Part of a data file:
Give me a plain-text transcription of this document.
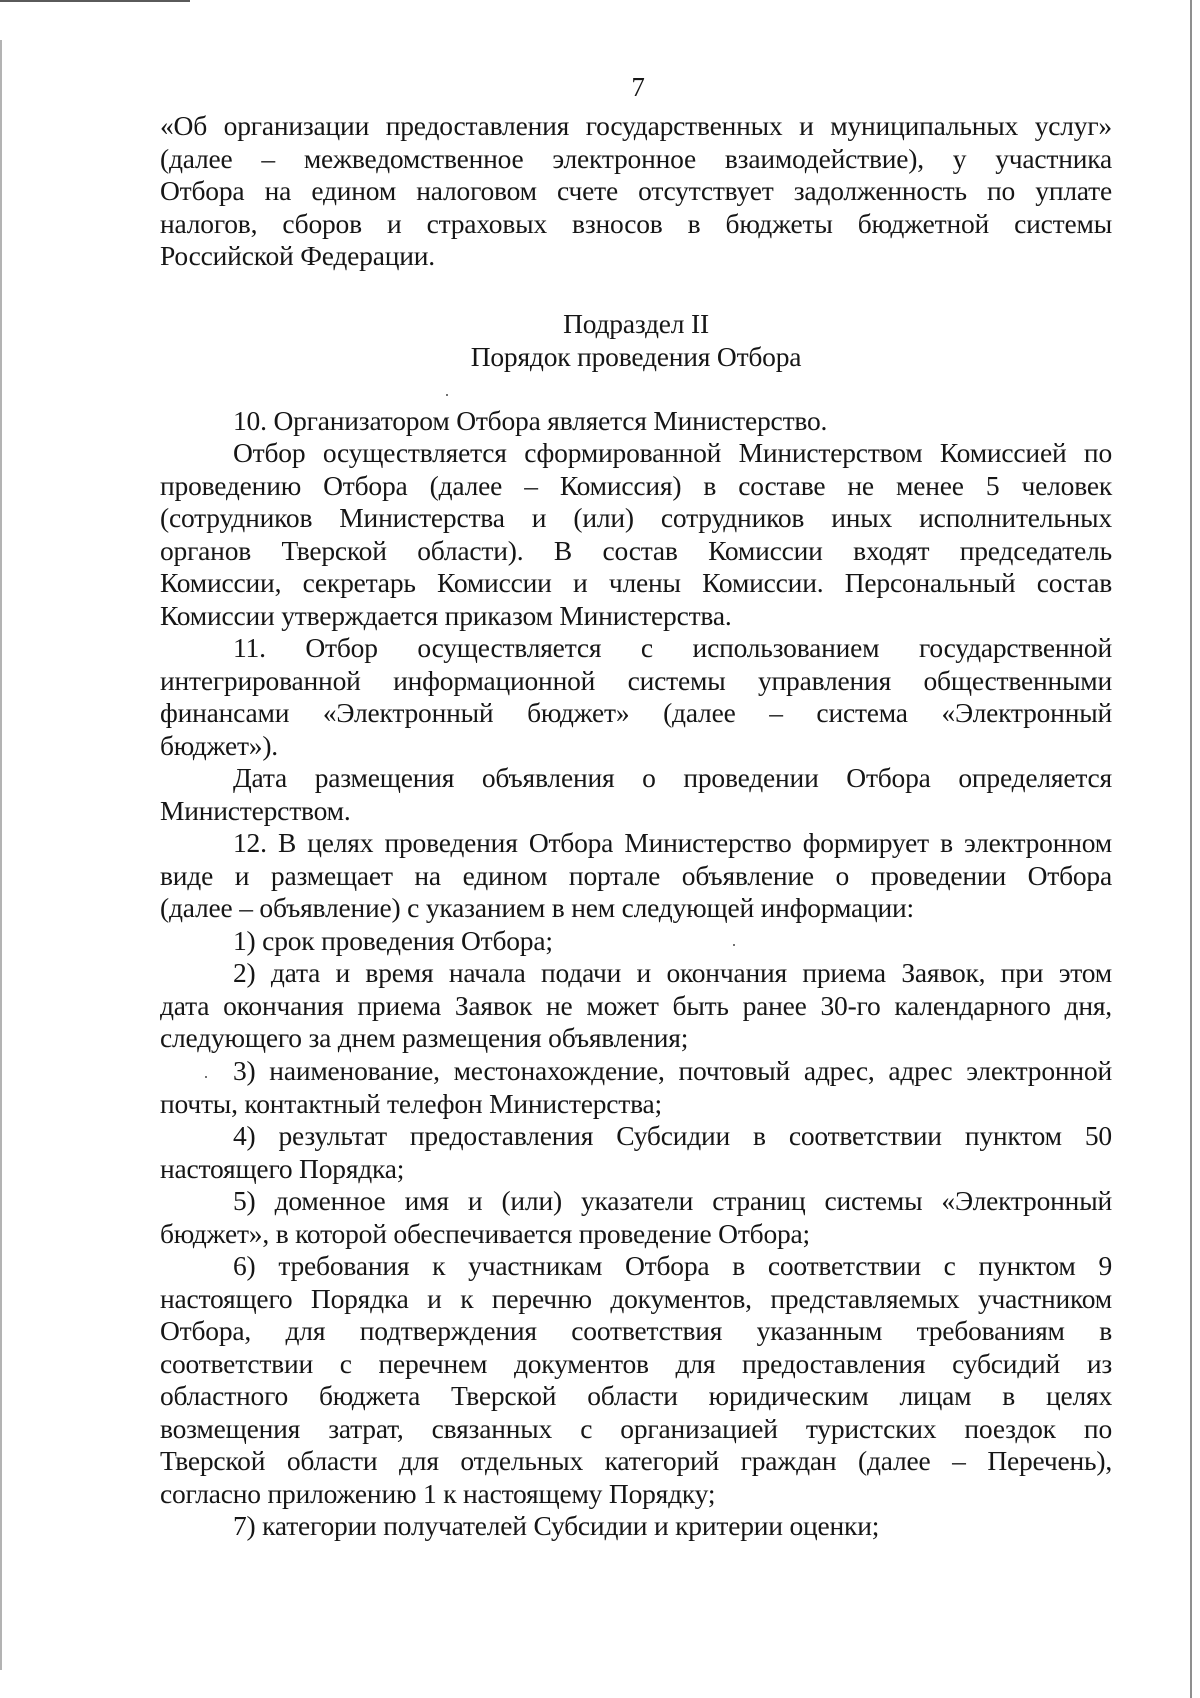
7
«Об организации предоставления государственных и муниципальных услуг»
(далее – межведомственное электронное взаимодействие), у участника
Отбора на едином налоговом счете отсутствует задолженность по уплате
налогов, сборов и страховых взносов в бюджеты бюджетной системы
Российской Федерации.
Подраздел II
Порядок проведения Отбора
10. Организатором Отбора является Министерство.
Отбор осуществляется сформированной Министерством Комиссией по
проведению Отбора (далее – Комиссия) в составе не менее 5 человек
(сотрудников Министерства и (или) сотрудников иных исполнительных
органов Тверской области). В состав Комиссии входят председатель
Комиссии, секретарь Комиссии и члены Комиссии. Персональный состав
Комиссии утверждается приказом Министерства.
11. Отбор осуществляется с использованием государственной
интегрированной информационной системы управления общественными
финансами «Электронный бюджет» (далее – система «Электронный
бюджет»).
Дата размещения объявления о проведении Отбора определяется
Министерством.
12. В целях проведения Отбора Министерство формирует в электронном
виде и размещает на едином портале объявление о проведении Отбора
(далее – объявление) с указанием в нем следующей информации:
1) срок проведения Отбора;
2) дата и время начала подачи и окончания приема Заявок, при этом
дата окончания приема Заявок не может быть ранее 30-го календарного дня,
следующего за днем размещения объявления;
3) наименование, местонахождение, почтовый адрес, адрес электронной
почты, контактный телефон Министерства;
4) результат предоставления Субсидии в соответствии пунктом 50
настоящего Порядка;
5) доменное имя и (или) указатели страниц системы «Электронный
бюджет», в которой обеспечивается проведение Отбора;
6) требования к участникам Отбора в соответствии с пунктом 9
настоящего Порядка и к перечню документов, представляемых участником
Отбора, для подтверждения соответствия указанным требованиям в
соответствии с перечнем документов для предоставления субсидий из
областного бюджета Тверской области юридическим лицам в целях
возмещения затрат, связанных с организацией туристских поездок по
Тверской области для отдельных категорий граждан (далее – Перечень),
согласно приложению 1 к настоящему Порядку;
7) категории получателей Субсидии и критерии оценки;
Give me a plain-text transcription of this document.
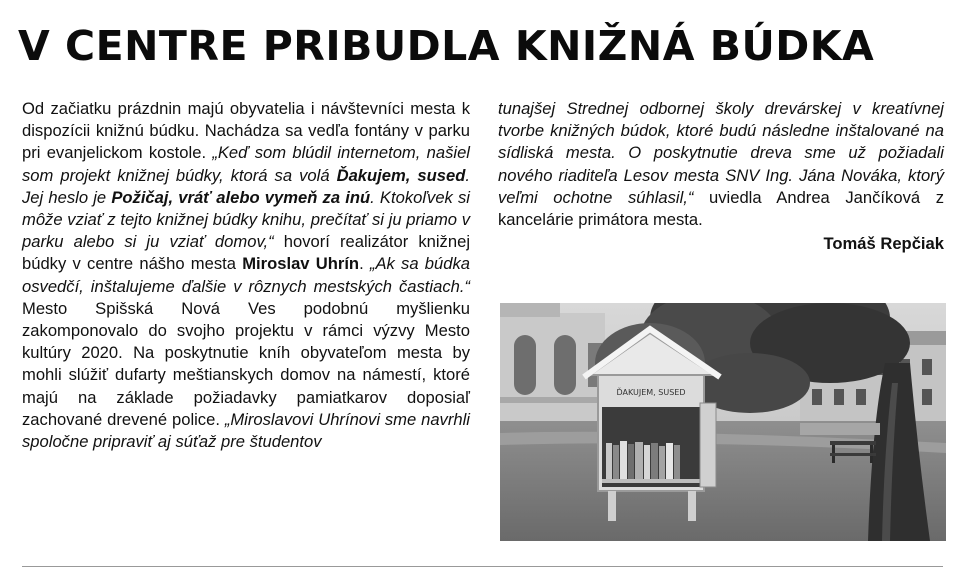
V CENTRE PRIBUDLA KNIŽNÁ BÚDKA

Od začiatku prázdnin majú obyvatelia i návštevníci mesta k dispozícii knižnú búdku. Nachádza sa vedľa fontány v parku pri evanjelickom kostole. „Keď som blúdil internetom, našiel som projekt knižnej búdky, ktorá sa volá Ďakujem, sused. Jej heslo je Požičaj, vráť alebo vymeň za inú. Ktokoľvek si môže vziať z tejto knižnej búdky knihu, prečítať si ju priamo v parku alebo si ju vziať domov,“ hovorí realizátor knižnej búdky v centre nášho mesta Miroslav Uhrín. „Ak sa búdka osvedčí, inštalujeme ďalšie v rôznych mestských častiach.“ Mesto Spišská Nová Ves podobnú myšlienku zakomponovalo do svojho projektu v rámci výzvy Mesto kultúry 2020. Na poskytnutie kníh obyvateľom mesta by mohli slúžiť dufarty meštianskych domov na námestí, ktoré majú na základe požiadavky pamiatkarov doposiaľ zachované drevené police. „Miroslavovi Uhrínovi sme navrhli spoločne pripraviť aj súťaž pre študentov

tunajšej Strednej odbornej školy drevárskej v kreatívnej tvorbe knižných búdok, ktoré budú následne inštalované na sídliská mesta. O poskytnutie dreva sme už požiadali nového riaditeľa Lesov mesta SNV Ing. Jána Nováka, ktorý veľmi ochotne súhlasil,“ uviedla Andrea Jančíková z kancelárie primátora mesta.

Tomáš Repčiak
ĎAKUJEM, SUSED
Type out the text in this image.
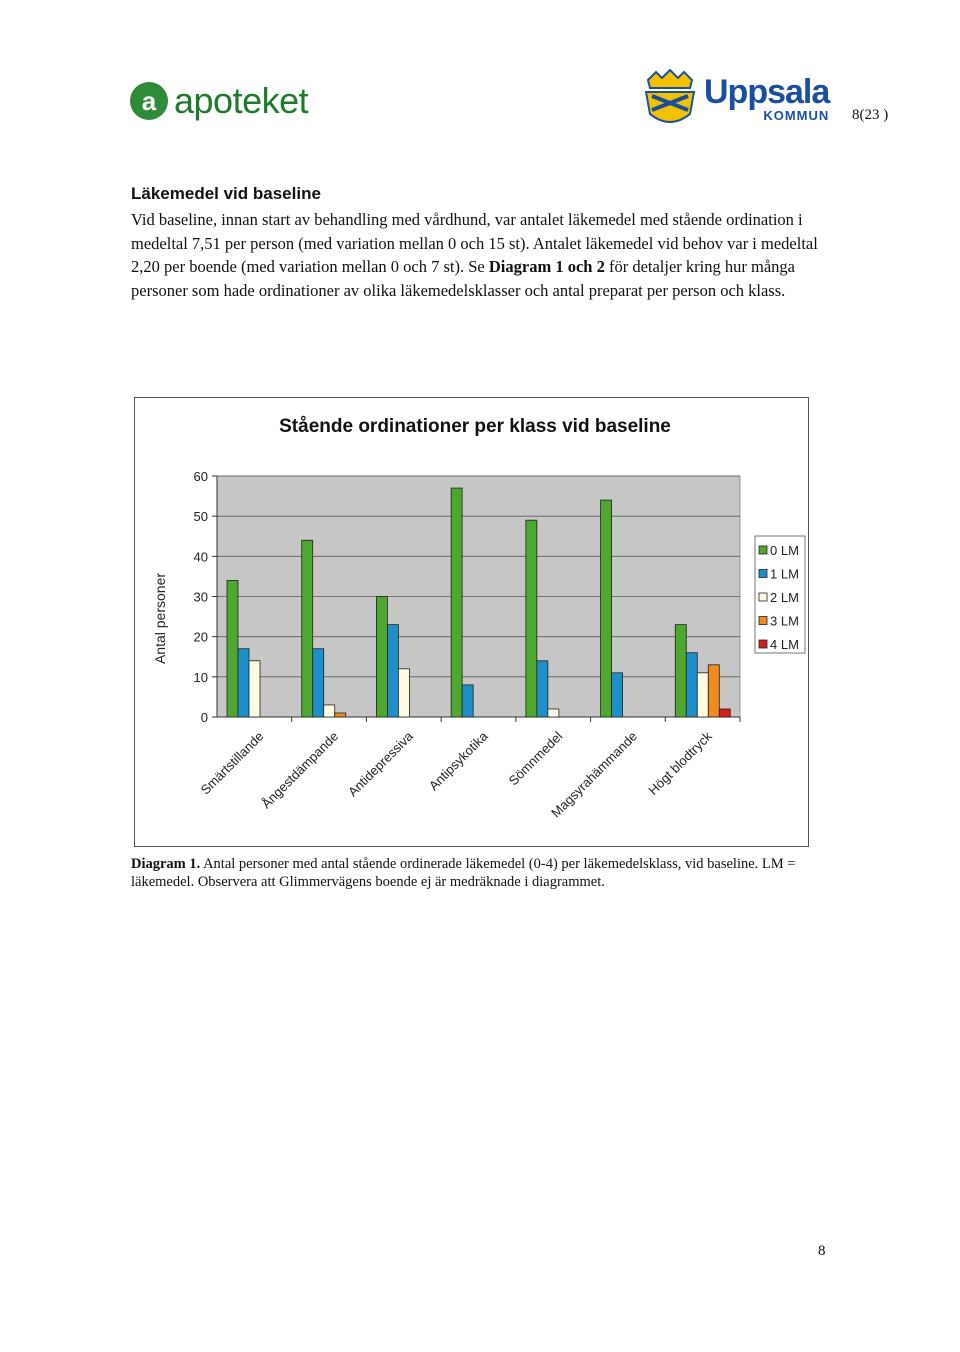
a apoteket	Uppsala
KOMMUN 8(23 )
Läkemedel vid baseline

Vid baseline, innan start av behandling med vårdhund, var antalet läkemedel med stående ordination i medeltal 7,51 per person (med variation mellan 0 och 15 st). Antalet läkemedel vid behov var i medeltal 2,20 per boende (med variation mellan 0 och 7 st). Se Diagram 1 och 2 för detaljer kring hur många personer som hade ordinationer av olika läkemedelsklasser och antal preparat per person och klass.

0
10
20
30
40
50
60
Stående ordinationer per klass vid baseline
Antal personer
Smärtstillande
Ångestdämpande Antidepressiva Antipsykotika Sömnmedel
Magsyrahämmande Högt blodtryck
0 LM
1 LM
2 LM
3 LM
4 LM

Diagram 1. Antal personer med antal stående ordinerade läkemedel (0-4) per läkemedelsklass, vid baseline. LM = läkemedel. Observera att Glimmervägens boende ej är medräknade i diagrammet.

8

Aim
Write out the whole listing exactly, and drop the pictures.

Task response
Give me a plain-text transcription of this document.
7
«Об организации предоставления государственных и муниципальных услуг»
(далее – межведомственное электронное взаимодействие), у участника
Отбора на едином налоговом счете отсутствует задолженность по уплате
налогов, сборов и страховых взносов в бюджеты бюджетной системы
Российской Федерации.
Подраздел II
Порядок проведения Отбора
10. Организатором Отбора является Министерство.
Отбор осуществляется сформированной Министерством Комиссией по
проведению Отбора (далее – Комиссия) в составе не менее 5 человек
(сотрудников Министерства и (или) сотрудников иных исполнительных
органов Тверской области). В состав Комиссии входят председатель
Комиссии, секретарь Комиссии и члены Комиссии. Персональный состав
Комиссии утверждается приказом Министерства.
11. Отбор осуществляется с использованием государственной
интегрированной информационной системы управления общественными
финансами «Электронный бюджет» (далее – система «Электронный
бюджет»).
Дата размещения объявления о проведении Отбора определяется
Министерством.
12. В целях проведения Отбора Министерство формирует в электронном
виде и размещает на едином портале объявление о проведении Отбора
(далее – объявление) с указанием в нем следующей информации:
1) срок проведения Отбора;
2) дата и время начала подачи и окончания приема Заявок, при этом
дата окончания приема Заявок не может быть ранее 30-го календарного дня,
следующего за днем размещения объявления;
3) наименование, местонахождение, почтовый адрес, адрес электронной
почты, контактный телефон Министерства;
4) результат предоставления Субсидии в соответствии пунктом 50
настоящего Порядка;
5) доменное имя и (или) указатели страниц системы «Электронный
бюджет», в которой обеспечивается проведение Отбора;
6) требования к участникам Отбора в соответствии с пунктом 9
настоящего Порядка и к перечню документов, представляемых участником
Отбора, для подтверждения соответствия указанным требованиям в
соответствии с перечнем документов для предоставления субсидий из
областного бюджета Тверской области юридическим лицам в целях
возмещения затрат, связанных с организацией туристских поездок по
Тверской области для отдельных категорий граждан (далее – Перечень),
согласно приложению 1 к настоящему Порядку;
7) категории получателей Субсидии и критерии оценки;
Give me a plain-text transcription of this document.
V CENTRE PRIBUDLA KNIŽNÁ BÚDKA

Od začiatku prázdnin majú obyvatelia i návštevníci mesta k dispozícii knižnú búdku. Nachádza sa vedľa fontány v parku pri evanjelickom kostole. „Keď som blúdil internetom, našiel som projekt knižnej búdky, ktorá sa volá Ďakujem, sused. Jej heslo je Požičaj, vráť alebo vymeň za inú. Ktokoľvek si môže vziať z tejto knižnej búdky knihu, prečítať si ju priamo v parku alebo si ju vziať domov,“ hovorí realizátor knižnej búdky v centre nášho mesta Miroslav Uhrín. „Ak sa búdka osvedčí, inštalujeme ďalšie v rôznych mestských častiach.“ Mesto Spišská Nová Ves podobnú myšlienku zakomponovalo do svojho projektu v rámci výzvy Mesto kultúry 2020. Na poskytnutie kníh obyvateľom mesta by mohli slúžiť dufarty meštianskych domov na námestí, ktoré majú na základe požiadavky pamiatkarov doposiaľ zachované drevené police. „Miroslavovi Uhrínovi sme navrhli spoločne pripraviť aj súťaž pre študentov

tunajšej Strednej odbornej školy drevárskej v kreatívnej tvorbe knižných búdok, ktoré budú následne inštalované na sídliská mesta. O poskytnutie dreva sme už požiadali nového riaditeľa Lesov mesta SNV Ing. Jána Nováka, ktorý veľmi ochotne súhlasil,“ uviedla Andrea Jančíková z kancelárie primátora mesta.

Tomáš Repčiak
ĎAKUJEM, SUSED
Type out the text in this image.
a apoteket	Uppsala
KOMMUN 8(23 )
Läkemedel vid baseline

Vid baseline, innan start av behandling med vårdhund, var antalet läkemedel med stående ordination i medeltal 7,51 per person (med variation mellan 0 och 15 st). Antalet läkemedel vid behov var i medeltal 2,20 per boende (med variation mellan 0 och 7 st). Se Diagram 1 och 2 för detaljer kring hur många personer som hade ordinationer av olika läkemedelsklasser och antal preparat per person och klass.

0
10
20
30
40
50
60
Stående ordinationer per klass vid baseline
Antal personer
Smärtstillande
Ångestdämpande Antidepressiva Antipsykotika Sömnmedel
Magsyrahämmande Högt blodtryck
0 LM
1 LM
2 LM
3 LM
4 LM

Diagram 1. Antal personer med antal stående ordinerade läkemedel (0-4) per läkemedelsklass, vid baseline. LM = läkemedel. Observera att Glimmervägens boende ej är medräknade i diagrammet.

8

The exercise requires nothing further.